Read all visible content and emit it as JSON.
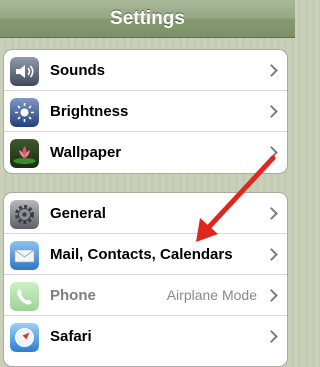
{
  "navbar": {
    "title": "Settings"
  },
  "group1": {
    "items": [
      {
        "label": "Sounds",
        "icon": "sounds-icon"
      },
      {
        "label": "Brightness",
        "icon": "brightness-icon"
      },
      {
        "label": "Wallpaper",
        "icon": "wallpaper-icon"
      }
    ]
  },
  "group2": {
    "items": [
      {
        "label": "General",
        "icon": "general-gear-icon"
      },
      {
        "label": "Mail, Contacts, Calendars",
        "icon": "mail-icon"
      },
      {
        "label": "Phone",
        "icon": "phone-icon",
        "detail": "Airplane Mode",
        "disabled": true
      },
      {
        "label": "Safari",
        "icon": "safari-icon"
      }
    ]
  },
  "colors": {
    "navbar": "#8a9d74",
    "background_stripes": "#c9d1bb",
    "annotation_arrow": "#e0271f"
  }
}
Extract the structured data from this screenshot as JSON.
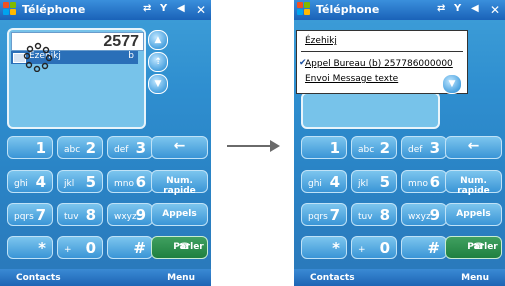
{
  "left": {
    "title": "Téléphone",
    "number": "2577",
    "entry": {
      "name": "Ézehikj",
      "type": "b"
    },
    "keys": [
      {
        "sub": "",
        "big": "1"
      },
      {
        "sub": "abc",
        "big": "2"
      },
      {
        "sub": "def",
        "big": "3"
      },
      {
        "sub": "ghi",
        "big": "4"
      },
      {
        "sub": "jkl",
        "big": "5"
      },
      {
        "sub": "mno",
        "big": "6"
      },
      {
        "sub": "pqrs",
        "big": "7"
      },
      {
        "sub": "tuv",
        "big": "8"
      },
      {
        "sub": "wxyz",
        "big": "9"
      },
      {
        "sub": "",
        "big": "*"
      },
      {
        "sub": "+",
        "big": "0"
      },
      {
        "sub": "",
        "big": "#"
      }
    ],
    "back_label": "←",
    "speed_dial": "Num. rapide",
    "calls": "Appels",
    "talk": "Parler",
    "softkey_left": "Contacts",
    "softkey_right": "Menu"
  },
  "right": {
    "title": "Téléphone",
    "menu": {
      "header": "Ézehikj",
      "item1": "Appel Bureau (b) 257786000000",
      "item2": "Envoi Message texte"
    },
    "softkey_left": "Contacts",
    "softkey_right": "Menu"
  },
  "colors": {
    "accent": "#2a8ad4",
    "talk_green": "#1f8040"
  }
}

--------------------------------------------------

(EXERCISE DIRECTIONS) Except for the pictures, copy the material above exactly.

(ANSWER FOR THIS EXERCISE)
Read all visible content and emit it as JSON.
{
  "navbar": {
    "title": "Settings"
  },
  "group1": {
    "items": [
      {
        "label": "Sounds",
        "icon": "sounds-icon"
      },
      {
        "label": "Brightness",
        "icon": "brightness-icon"
      },
      {
        "label": "Wallpaper",
        "icon": "wallpaper-icon"
      }
    ]
  },
  "group2": {
    "items": [
      {
        "label": "General",
        "icon": "general-gear-icon"
      },
      {
        "label": "Mail, Contacts, Calendars",
        "icon": "mail-icon"
      },
      {
        "label": "Phone",
        "icon": "phone-icon",
        "detail": "Airplane Mode",
        "disabled": true
      },
      {
        "label": "Safari",
        "icon": "safari-icon"
      }
    ]
  },
  "colors": {
    "navbar": "#8a9d74",
    "background_stripes": "#c9d1bb",
    "annotation_arrow": "#e0271f"
  }
}
Extract the structured data from this screenshot as JSON.
{
  "left": {
    "title": "Téléphone",
    "number": "2577",
    "entry": {
      "name": "Ézehikj",
      "type": "b"
    },
    "keys": [
      {
        "sub": "",
        "big": "1"
      },
      {
        "sub": "abc",
        "big": "2"
      },
      {
        "sub": "def",
        "big": "3"
      },
      {
        "sub": "ghi",
        "big": "4"
      },
      {
        "sub": "jkl",
        "big": "5"
      },
      {
        "sub": "mno",
        "big": "6"
      },
      {
        "sub": "pqrs",
        "big": "7"
      },
      {
        "sub": "tuv",
        "big": "8"
      },
      {
        "sub": "wxyz",
        "big": "9"
      },
      {
        "sub": "",
        "big": "*"
      },
      {
        "sub": "+",
        "big": "0"
      },
      {
        "sub": "",
        "big": "#"
      }
    ],
    "back_label": "←",
    "speed_dial": "Num. rapide",
    "calls": "Appels",
    "talk": "Parler",
    "softkey_left": "Contacts",
    "softkey_right": "Menu"
  },
  "right": {
    "title": "Téléphone",
    "menu": {
      "header": "Ézehikj",
      "item1": "Appel Bureau (b) 257786000000",
      "item2": "Envoi Message texte"
    },
    "softkey_left": "Contacts",
    "softkey_right": "Menu"
  },
  "colors": {
    "accent": "#2a8ad4",
    "talk_green": "#1f8040"
  }
}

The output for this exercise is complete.